→ TASK OBJECTIVE
Repeat the whole listing exactly as written.

→ DATASET EXCERPTS
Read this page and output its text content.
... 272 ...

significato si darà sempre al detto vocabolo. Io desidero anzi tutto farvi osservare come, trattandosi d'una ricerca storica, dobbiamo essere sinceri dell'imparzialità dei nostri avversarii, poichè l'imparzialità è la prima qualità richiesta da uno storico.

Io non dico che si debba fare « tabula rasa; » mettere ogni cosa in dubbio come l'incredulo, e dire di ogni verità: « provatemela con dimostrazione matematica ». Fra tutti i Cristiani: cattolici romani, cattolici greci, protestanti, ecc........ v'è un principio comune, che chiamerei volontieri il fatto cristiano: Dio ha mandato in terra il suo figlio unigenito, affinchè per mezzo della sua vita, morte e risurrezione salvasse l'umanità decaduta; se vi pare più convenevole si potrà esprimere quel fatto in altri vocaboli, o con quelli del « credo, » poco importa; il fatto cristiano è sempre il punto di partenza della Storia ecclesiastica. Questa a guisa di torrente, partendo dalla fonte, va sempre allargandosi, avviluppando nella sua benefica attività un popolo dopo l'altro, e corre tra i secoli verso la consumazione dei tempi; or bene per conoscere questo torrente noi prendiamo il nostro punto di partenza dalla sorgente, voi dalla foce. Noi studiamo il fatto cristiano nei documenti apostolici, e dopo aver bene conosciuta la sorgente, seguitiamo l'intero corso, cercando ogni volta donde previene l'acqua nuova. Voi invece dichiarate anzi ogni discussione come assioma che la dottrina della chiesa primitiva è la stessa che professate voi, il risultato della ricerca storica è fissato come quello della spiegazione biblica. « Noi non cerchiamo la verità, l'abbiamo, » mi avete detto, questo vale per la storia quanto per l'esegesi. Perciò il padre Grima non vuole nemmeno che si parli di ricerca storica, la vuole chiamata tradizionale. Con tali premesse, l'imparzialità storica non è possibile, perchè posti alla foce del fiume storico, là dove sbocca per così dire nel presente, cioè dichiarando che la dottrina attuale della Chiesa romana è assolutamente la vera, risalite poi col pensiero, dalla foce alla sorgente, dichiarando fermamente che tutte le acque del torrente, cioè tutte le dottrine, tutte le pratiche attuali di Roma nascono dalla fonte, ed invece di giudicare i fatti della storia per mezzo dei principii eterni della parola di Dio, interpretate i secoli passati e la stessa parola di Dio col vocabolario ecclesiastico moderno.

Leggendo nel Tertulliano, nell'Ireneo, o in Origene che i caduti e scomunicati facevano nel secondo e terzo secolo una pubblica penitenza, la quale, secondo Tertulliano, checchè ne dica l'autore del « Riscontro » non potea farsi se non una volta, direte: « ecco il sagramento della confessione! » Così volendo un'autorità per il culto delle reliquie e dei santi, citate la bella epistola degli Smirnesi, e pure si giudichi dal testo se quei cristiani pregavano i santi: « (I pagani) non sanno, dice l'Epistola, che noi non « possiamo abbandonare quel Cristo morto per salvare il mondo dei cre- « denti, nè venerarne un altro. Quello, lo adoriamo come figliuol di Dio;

→ OUTPUT
Read this page and output its text content.
... 272 ...

significato si darà sempre al detto vocabolo. Io desidero anzi tutto farvi osservare come, trattandosi d'una ricerca storica, dobbiamo essere sinceri dell'imparzialità dei nostri avversarii, poichè l'imparzialità è la prima qualità richiesta da uno storico.

Io non dico che si debba fare « tabula rasa; » mettere ogni cosa in dubbio come l'incredulo, e dire di ogni verità: « provatemela con dimostrazione matematica ». Fra tutti i Cristiani: cattolici romani, cattolici greci, protestanti, ecc........ v'è un principio comune, che chiamerei volontieri il fatto cristiano: Dio ha mandato in terra il suo figlio unigenito, affinchè per mezzo della sua vita, morte e risurrezione salvasse l'umanità decaduta; se vi pare più convenevole si potrà esprimere quel fatto in altri vocaboli, o con quelli del « credo, » poco importa; il fatto cristiano è sempre il punto di partenza della Storia ecclesiastica. Questa a guisa di torrente, partendo dalla fonte, va sempre allargandosi, avviluppando nella sua benefica attività un popolo dopo l'altro, e corre tra i secoli verso la consumazione dei tempi; or bene per conoscere questo torrente noi prendiamo il nostro punto di partenza dalla sorgente, voi dalla foce. Noi studiamo il fatto cristiano nei documenti apostolici, e dopo aver bene conosciuta la sorgente, seguitiamo l'intero corso, cercando ogni volta donde previene l'acqua nuova. Voi invece dichiarate anzi ogni discussione come assioma che la dottrina della chiesa primitiva è la stessa che professate voi, il risultato della ricerca storica è fissato come quello della spiegazione biblica. « Noi non cerchiamo la verità, l'abbiamo, » mi avete detto, questo vale per la storia quanto per l'esegesi. Perciò il padre Grima non vuole nemmeno che si parli di ricerca storica, la vuole chiamata tradizionale. Con tali premesse, l'imparzialità storica non è possibile, perchè posti alla foce del fiume storico, là dove sbocca per così dire nel presente, cioè dichiarando che la dottrina attuale della Chiesa romana è assolutamente la vera, risalite poi col pensiero, dalla foce alla sorgente, dichiarando fermamente che tutte le acque del torrente, cioè tutte le dottrine, tutte le pratiche attuali di Roma nascono dalla fonte, ed invece di giudicare i fatti della storia per mezzo dei principii eterni della parola di Dio, interpretate i secoli passati e la stessa parola di Dio col vocabolario ecclesiastico moderno.

Leggendo nel Tertulliano, nell'Ireneo, o in Origene che i caduti e scomunicati facevano nel secondo e terzo secolo una pubblica penitenza, la quale, secondo Tertulliano, checchè ne dica l'autore del « Riscontro » non potea farsi se non una volta, direte: « ecco il sagramento della confessione! » Così volendo un'autorità per il culto delle reliquie e dei santi, citate la bella epistola degli Smirnesi, e pure si giudichi dal testo se quei cristiani pregavano i santi: « (I pagani) non sanno, dice l'Epistola, che noi non « possiamo abbandonare quel Cristo morto per salvare il mondo dei cre- « denti, nè venerarne un altro. Quello, lo adoriamo come figliuol di Dio;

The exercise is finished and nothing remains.